# WORK TO DO
Find the lines that hold the word "колонны" and return them.

========================================

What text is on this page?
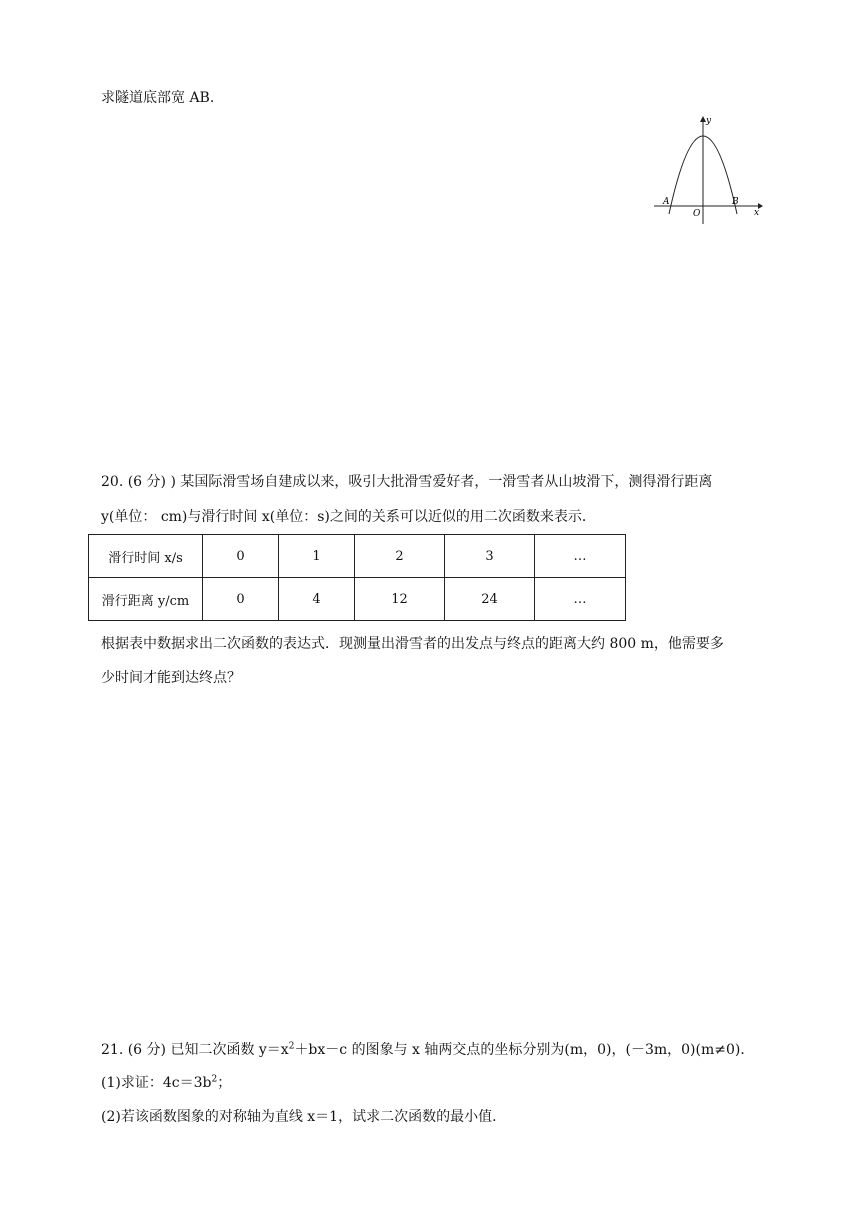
求隧道底部宽 AB.
y
x
A	B
O
20. (6 分) ) 某国际滑雪场自建成以来，吸引大批滑雪爱好者，一滑雪者从山坡滑下，测得滑行距离
y(单位： cm)与滑行时间 x(单位：s)之间的关系可以近似的用二次函数来表示．
滑行时间 x/s	0	1	2	3	…
滑行距离 y/cm	0	4	12	24	…
根据表中数据求出二次函数的表达式．现测量出滑雪者的出发点与终点的距离大约 800 m，他需要多
少时间才能到达终点？
21. (6 分) 已知二次函数 $y=x^2+bx-c$ 的图象与 x 轴两交点的坐标分别为(m，0)，(－3m，0)(m≠0)．
(1)求证：$4c=3b^2$；
(2)若该函数图象的对称轴为直线 x＝1，试求二次函数的最小值．
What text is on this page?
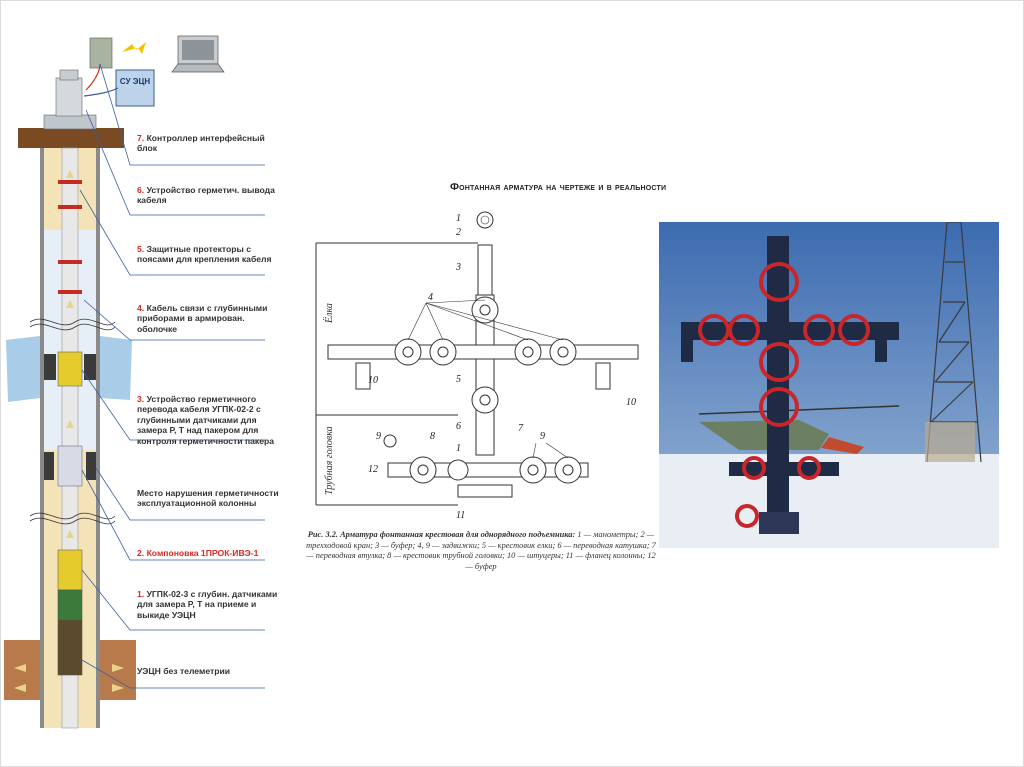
СУ ЭЦН
7. Контроллер интерфейсный блок
6. Устройство герметич. вывода кабеля
5. Защитные протекторы с поясами для крепления кабеля
4. Кабель связи с глубинными приборами в армирован. оболочке
3. Устройство герметичного перевода кабеля УГПК-02-2 с глубинными датчиками для замера Р, Т над пакером для контроля герметичности пакера
Место нарушения герметичности эксплуатационной колонны
2. Компоновка 1ПРОК-ИВЭ-1
1. УГПК-02-3 с глубин. датчиками для замера Р, Т на приеме и выкиде УЭЦН
УЭЦН без телеметрии
Фонтанная арматура на чертеже и в реальности
Ёлка
Трубная головка
1
2
3
4
5
10
10
6	7
8	9
9
1
12
11
Рис. 3.2. Арматура фонтанная крестовая для однорядного подъемника: 1 — манометры; 2 — трехходовой кран; 3 — буфер; 4, 9 — задвижки; 5 — крестовик елки; 6 — переводная катушка; 7 — переводная втулка; 8 — крестовик трубной головки; 10 — штуцеры; 11 — фланец колонны; 12 — буфер
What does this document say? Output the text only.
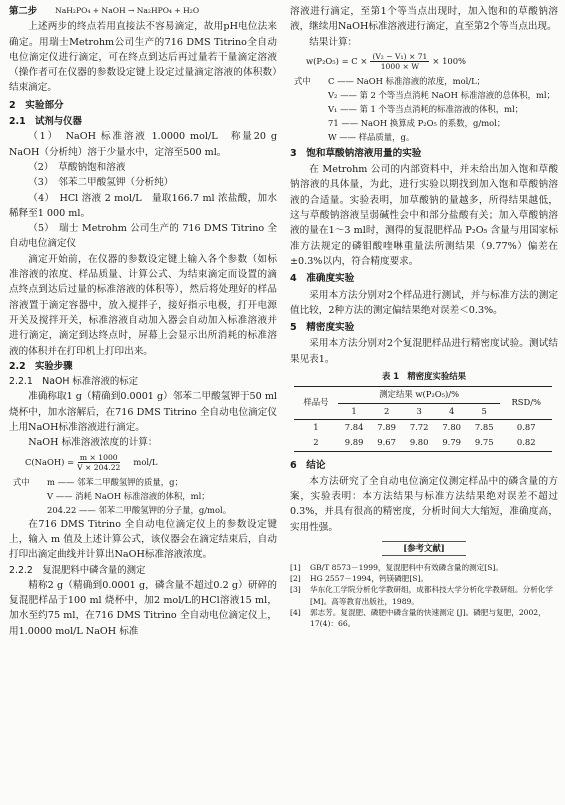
第二步	NaH₂PO₄ + NaOH → Na₂HPO₄ + H₂O

上述两步的终点若用直接法不容易滴定，故用pH电位法来确定。用瑞士Metrohm公司生产的716 DMS Titrino全自动电位滴定仪进行滴定，可在终点到达后再过量若干量滴定溶液（操作者可在仪器的参数设定键上设定过量滴定溶液的体积数）结束滴定。

2　实验部分
2.1　试剂与仪器

（1）　NaOH 标准溶液 1.0000 mol/L　称量20 g NaOH（分析纯）溶于少量水中，定溶至500 ml。

（2）　草酸钠饱和溶液

（3）　邻苯二甲酸氢钾（分析纯）

（4）　HCl 溶液 2 mol/L　量取166.7 ml 浓盐酸，加水稀释至1 000 ml。

（5）　瑞士 Metrohm 公司生产的 716 DMS Titrino 全自动电位滴定仪

滴定开始前，在仪器的参数设定键上输入各个参数（如标准溶液的浓度、样品质量、计算公式、为结束滴定而设置的滴点终点到达后过量的标准溶液的体积等），然后将处理好的样品溶液置于滴定容器中，放入搅拌子，接好指示电极，打开电源开关及搅拌开关，标准溶液自动加入器会自动加入标准溶液并进行滴定，滴定到达终点时，屏幕上会显示出所消耗的标准溶液的体积并在打印机上打印出来。

2.2　实验步骤
2.2.1　NaOH 标准溶液的标定

准确称取1 g（精确到0.0001 g）邻苯二甲酸氢钾于50 ml 烧杯中，加水溶解后，在716 DMS Titrino 全自动电位滴定仪上用NaOH标准溶液进行滴定。

NaOH 标准溶液浓度的计算：

C(NaOH) = $\frac{m \times 1000}{V \times 204.22} mol/L$
式中	m —— 邻苯二甲酸氢钾的质量，g；
V —— 消耗 NaOH 标准溶液的体积，ml；
204.22 —— 邻苯二甲酸氢钾的分子量，g/mol。

在716 DMS Titrino 全自动电位滴定仪上的参数设定键上，输入 m 值及上述计算公式，该仪器会在滴定结束后，自动打印出滴定曲线并计算出NaOH标准溶液浓度。

2.2.2　复混肥料中磷含量的测定

精称2 g（精确到0.0001 g，磷含量不超过0.2 g）研碎的复混肥样品于100 ml 烧杯中，加2 mol/L的HCl溶液15 ml，加水至约75 ml，在716 DMS Titrino 全自动电位滴定仪上，用1.0000 mol/L NaOH 标准

溶液进行滴定，至第1个等当点出现时，加入饱和的草酸钠溶液，继续用NaOH标准溶液进行滴定，直至第2个等当点出现。

结果计算：

$w(P_2O_5) = C \times \frac{\text{(V₂ − V₁) × 71}}{1000 \times W} \times 100\%$
式中	C —— NaOH 标准溶液的浓度，mol/L；
V₂ —— 第 2 个等当点消耗 NaOH 标准溶液的总体积，ml；
V₁ —— 第 1 个等当点消耗的标准溶液的体积，ml；
71 —— NaOH 换算成 P₂O₅ 的系数，g/mol；
W —— 样品质量，g。
3　饱和草酸钠溶液用量的实验

在 Metrohm 公司的内部资料中，并未给出加入饱和草酸钠溶液的具体量，为此，进行实验以期找到加入饱和草酸钠溶液的合适量。实验表明，加草酸钠的量越多，所得结果越低，这与草酸钠溶液呈弱碱性会中和部分盐酸有关；加入草酸钠溶液的量在1～3 ml时，测得的复混肥样品 P₂O₅ 含量与用国家标准方法规定的磷钼酸喹啉重量法所测结果（9.77%）偏差在±0.3%以内，符合精度要求。

4　准确度实验

采用本方法分别对2个样品进行测试，并与标准方法的测定值比较，2种方法的测定偏结果绝对误差＜0.3%。

5　精密度实验

采用本方法分别对2个复混肥样品进行精密度试验。测试结果见表1。

表 1　精密度实验结果
样品号	测定结果 w(P₂O₅)/%					RSD/%
	1	2	3	4	5	
1	7.84	7.89	7.72	7.80	7.85	0.87
2	9.89	9.67	9.80	9.79	9.75	0.82
6　结论

本方法研究了全自动电位滴定仪测定样品中的磷含量的方案，实验表明：本方法结果与标准方法结果绝对误差不超过0.3%，并具有很高的精密度，分析时间大大缩短，准确度高，实用性强。

[参考文献]
[1]	GB/T 8573－1999，复混肥料中有效磷含量的测定[S]。
[2]	HG 2557－1994，钙镁磷肥[S]。
[3]	华东化工学院分析化学教研组，成都科技大学分析化学教研组。分析化学[M]。高等教育出版社，1989。
[4]	郭志芳。复混肥、磷肥中磷含量的快速测定 [J]。磷肥与复肥，2002，17(4)：66。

========================================

# RESPONSE FOR THIS EXERCISE
Место нарушения герметичности эксплуатационной колонны
Рис. 3.2. Арматура фонтанная крестовая для однорядного подъемника: 1 — манометры; 2 — трехходовой кран; 3 — буфер; 4, 9 — задвижки; 5 — крестовик елки; 6 — переводная катушка; 7 — переводная втулка; 8 — крестовик трубной головки; 10 — штуцеры; 11 — фланец колонны; 12 — буфер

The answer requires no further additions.